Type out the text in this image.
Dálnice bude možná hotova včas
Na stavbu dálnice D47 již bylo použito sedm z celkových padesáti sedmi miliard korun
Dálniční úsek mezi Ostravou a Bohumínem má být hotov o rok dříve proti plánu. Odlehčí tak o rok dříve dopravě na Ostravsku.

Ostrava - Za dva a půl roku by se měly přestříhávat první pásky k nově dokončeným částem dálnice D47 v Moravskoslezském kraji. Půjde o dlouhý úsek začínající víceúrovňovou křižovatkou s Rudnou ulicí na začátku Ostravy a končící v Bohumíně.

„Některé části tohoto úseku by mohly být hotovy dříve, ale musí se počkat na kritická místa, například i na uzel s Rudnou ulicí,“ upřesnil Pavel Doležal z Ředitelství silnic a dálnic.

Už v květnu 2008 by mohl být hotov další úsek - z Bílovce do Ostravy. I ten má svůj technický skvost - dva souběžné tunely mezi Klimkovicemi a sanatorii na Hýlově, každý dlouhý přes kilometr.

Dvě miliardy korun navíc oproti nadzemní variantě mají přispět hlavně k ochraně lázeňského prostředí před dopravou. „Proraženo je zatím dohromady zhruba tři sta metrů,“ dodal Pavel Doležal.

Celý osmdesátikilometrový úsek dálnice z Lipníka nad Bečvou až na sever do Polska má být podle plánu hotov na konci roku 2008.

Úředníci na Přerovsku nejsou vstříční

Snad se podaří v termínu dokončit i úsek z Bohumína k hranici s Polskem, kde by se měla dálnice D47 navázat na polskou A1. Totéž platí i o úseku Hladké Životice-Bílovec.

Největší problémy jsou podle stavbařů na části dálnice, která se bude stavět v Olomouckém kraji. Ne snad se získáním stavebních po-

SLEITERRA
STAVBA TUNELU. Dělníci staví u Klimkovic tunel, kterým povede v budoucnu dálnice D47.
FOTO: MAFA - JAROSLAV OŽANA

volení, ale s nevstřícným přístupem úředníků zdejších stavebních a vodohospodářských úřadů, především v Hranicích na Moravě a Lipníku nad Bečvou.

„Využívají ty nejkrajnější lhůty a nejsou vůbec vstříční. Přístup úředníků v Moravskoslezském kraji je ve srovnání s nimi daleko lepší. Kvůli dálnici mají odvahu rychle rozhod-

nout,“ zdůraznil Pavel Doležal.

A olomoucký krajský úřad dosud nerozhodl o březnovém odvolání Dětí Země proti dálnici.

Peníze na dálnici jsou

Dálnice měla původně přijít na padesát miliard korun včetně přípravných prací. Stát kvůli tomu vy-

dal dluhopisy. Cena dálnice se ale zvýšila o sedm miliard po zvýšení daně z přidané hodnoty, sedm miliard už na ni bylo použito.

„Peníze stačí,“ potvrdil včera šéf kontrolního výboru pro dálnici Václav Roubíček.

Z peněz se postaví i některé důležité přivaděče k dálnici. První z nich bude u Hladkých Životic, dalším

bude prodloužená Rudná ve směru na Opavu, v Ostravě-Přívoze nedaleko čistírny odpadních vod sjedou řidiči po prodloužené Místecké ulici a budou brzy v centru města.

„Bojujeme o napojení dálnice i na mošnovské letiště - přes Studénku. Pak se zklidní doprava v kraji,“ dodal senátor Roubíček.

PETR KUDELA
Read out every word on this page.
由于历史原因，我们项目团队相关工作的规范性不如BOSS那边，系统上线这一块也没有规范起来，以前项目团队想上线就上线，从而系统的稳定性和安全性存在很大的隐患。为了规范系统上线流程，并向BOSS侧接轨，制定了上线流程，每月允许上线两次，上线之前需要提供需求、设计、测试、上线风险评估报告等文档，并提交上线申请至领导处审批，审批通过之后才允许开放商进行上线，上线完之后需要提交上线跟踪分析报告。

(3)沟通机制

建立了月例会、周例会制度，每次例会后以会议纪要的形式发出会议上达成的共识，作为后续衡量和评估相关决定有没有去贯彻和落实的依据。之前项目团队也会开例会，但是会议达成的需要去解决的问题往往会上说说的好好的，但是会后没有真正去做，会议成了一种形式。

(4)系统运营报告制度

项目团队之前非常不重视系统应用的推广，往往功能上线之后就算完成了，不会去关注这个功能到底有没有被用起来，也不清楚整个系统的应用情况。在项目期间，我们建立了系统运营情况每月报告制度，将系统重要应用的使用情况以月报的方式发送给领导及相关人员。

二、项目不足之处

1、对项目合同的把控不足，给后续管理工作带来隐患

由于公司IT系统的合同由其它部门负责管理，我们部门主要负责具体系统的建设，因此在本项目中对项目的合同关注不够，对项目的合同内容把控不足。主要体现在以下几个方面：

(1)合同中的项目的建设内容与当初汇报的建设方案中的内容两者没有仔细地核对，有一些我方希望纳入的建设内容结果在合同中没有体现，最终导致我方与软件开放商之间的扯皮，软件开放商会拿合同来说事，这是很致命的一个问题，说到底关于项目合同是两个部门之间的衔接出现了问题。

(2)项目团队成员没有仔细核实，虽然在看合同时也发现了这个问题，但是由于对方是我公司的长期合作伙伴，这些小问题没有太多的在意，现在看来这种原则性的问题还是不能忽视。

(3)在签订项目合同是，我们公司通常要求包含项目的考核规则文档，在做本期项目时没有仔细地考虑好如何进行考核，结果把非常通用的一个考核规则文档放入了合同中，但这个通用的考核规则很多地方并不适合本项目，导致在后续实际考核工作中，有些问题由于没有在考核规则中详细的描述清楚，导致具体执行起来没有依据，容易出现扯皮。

────

# WHAT YOU ARE ASKED TO DO
Return the listing above word for word.

# COMPLETE RESPONSE
Type out the text in this image.
Dálnice bude možná hotova včas
Na stavbu dálnice D47 již bylo použito sedm z celkových padesáti sedmi miliard korun
Dálniční úsek mezi Ostravou a Bohumínem má být hotov o rok dříve proti plánu. Odlehčí tak o rok dříve dopravě na Ostravsku.

Ostrava - Za dva a půl roku by se měly přestříhávat první pásky k nově dokončeným částem dálnice D47 v Moravskoslezském kraji. Půjde o dlouhý úsek začínající víceúrovňovou křižovatkou s Rudnou ulicí na začátku Ostravy a končící v Bohumíně.

„Některé části tohoto úseku by mohly být hotovy dříve, ale musí se počkat na kritická místa, například i na uzel s Rudnou ulicí,“ upřesnil Pavel Doležal z Ředitelství silnic a dálnic.

Už v květnu 2008 by mohl být hotov další úsek - z Bílovce do Ostravy. I ten má svůj technický skvost - dva souběžné tunely mezi Klimkovicemi a sanatorii na Hýlově, každý dlouhý přes kilometr.

Dvě miliardy korun navíc oproti nadzemní variantě mají přispět hlavně k ochraně lázeňského prostředí před dopravou. „Proraženo je zatím dohromady zhruba tři sta metrů,“ dodal Pavel Doležal.

Celý osmdesátikilometrový úsek dálnice z Lipníka nad Bečvou až na sever do Polska má být podle plánu hotov na konci roku 2008.

Úředníci na Přerovsku nejsou vstříční

Snad se podaří v termínu dokončit i úsek z Bohumína k hranici s Polskem, kde by se měla dálnice D47 navázat na polskou A1. Totéž platí i o úseku Hladké Životice-Bílovec.

Největší problémy jsou podle stavbařů na části dálnice, která se bude stavět v Olomouckém kraji. Ne snad se získáním stavebních po-

SLEITERRA
STAVBA TUNELU. Dělníci staví u Klimkovic tunel, kterým povede v budoucnu dálnice D47.
FOTO: MAFA - JAROSLAV OŽANA

volení, ale s nevstřícným přístupem úředníků zdejších stavebních a vodohospodářských úřadů, především v Hranicích na Moravě a Lipníku nad Bečvou.

„Využívají ty nejkrajnější lhůty a nejsou vůbec vstříční. Přístup úředníků v Moravskoslezském kraji je ve srovnání s nimi daleko lepší. Kvůli dálnici mají odvahu rychle rozhod-

nout,“ zdůraznil Pavel Doležal.

A olomoucký krajský úřad dosud nerozhodl o březnovém odvolání Dětí Země proti dálnici.

Peníze na dálnici jsou

Dálnice měla původně přijít na padesát miliard korun včetně přípravných prací. Stát kvůli tomu vy-

dal dluhopisy. Cena dálnice se ale zvýšila o sedm miliard po zvýšení daně z přidané hodnoty, sedm miliard už na ni bylo použito.

„Peníze stačí,“ potvrdil včera šéf kontrolního výboru pro dálnici Václav Roubíček.

Z peněz se postaví i některé důležité přivaděče k dálnici. První z nich bude u Hladkých Životic, dalším

bude prodloužená Rudná ve směru na Opavu, v Ostravě-Přívoze nedaleko čistírny odpadních vod sjedou řidiči po prodloužené Místecké ulici a budou brzy v centru města.

„Bojujeme o napojení dálnice i na mošnovské letiště - přes Studénku. Pak se zklidní doprava v kraji,“ dodal senátor Roubíček.

PETR KUDELA
Read out every word on this page.
由于历史原因，我们项目团队相关工作的规范性不如BOSS那边，系统上线这一块也没有规范起来，以前项目团队想上线就上线，从而系统的稳定性和安全性存在很大的隐患。为了规范系统上线流程，并向BOSS侧接轨，制定了上线流程，每月允许上线两次，上线之前需要提供需求、设计、测试、上线风险评估报告等文档，并提交上线申请至领导处审批，审批通过之后才允许开放商进行上线，上线完之后需要提交上线跟踪分析报告。

(3)沟通机制

建立了月例会、周例会制度，每次例会后以会议纪要的形式发出会议上达成的共识，作为后续衡量和评估相关决定有没有去贯彻和落实的依据。之前项目团队也会开例会，但是会议达成的需要去解决的问题往往会上说说的好好的，但是会后没有真正去做，会议成了一种形式。

(4)系统运营报告制度

项目团队之前非常不重视系统应用的推广，往往功能上线之后就算完成了，不会去关注这个功能到底有没有被用起来，也不清楚整个系统的应用情况。在项目期间，我们建立了系统运营情况每月报告制度，将系统重要应用的使用情况以月报的方式发送给领导及相关人员。

二、项目不足之处

1、对项目合同的把控不足，给后续管理工作带来隐患

由于公司IT系统的合同由其它部门负责管理，我们部门主要负责具体系统的建设，因此在本项目中对项目的合同关注不够，对项目的合同内容把控不足。主要体现在以下几个方面：

(1)合同中的项目的建设内容与当初汇报的建设方案中的内容两者没有仔细地核对，有一些我方希望纳入的建设内容结果在合同中没有体现，最终导致我方与软件开放商之间的扯皮，软件开放商会拿合同来说事，这是很致命的一个问题，说到底关于项目合同是两个部门之间的衔接出现了问题。

(2)项目团队成员没有仔细核实，虽然在看合同时也发现了这个问题，但是由于对方是我公司的长期合作伙伴，这些小问题没有太多的在意，现在看来这种原则性的问题还是不能忽视。

(3)在签订项目合同是，我们公司通常要求包含项目的考核规则文档，在做本期项目时没有仔细地考虑好如何进行考核，结果把非常通用的一个考核规则文档放入了合同中，但这个通用的考核规则很多地方并不适合本项目，导致在后续实际考核工作中，有些问题由于没有在考核规则中详细的描述清楚，导致具体执行起来没有依据，容易出现扯皮。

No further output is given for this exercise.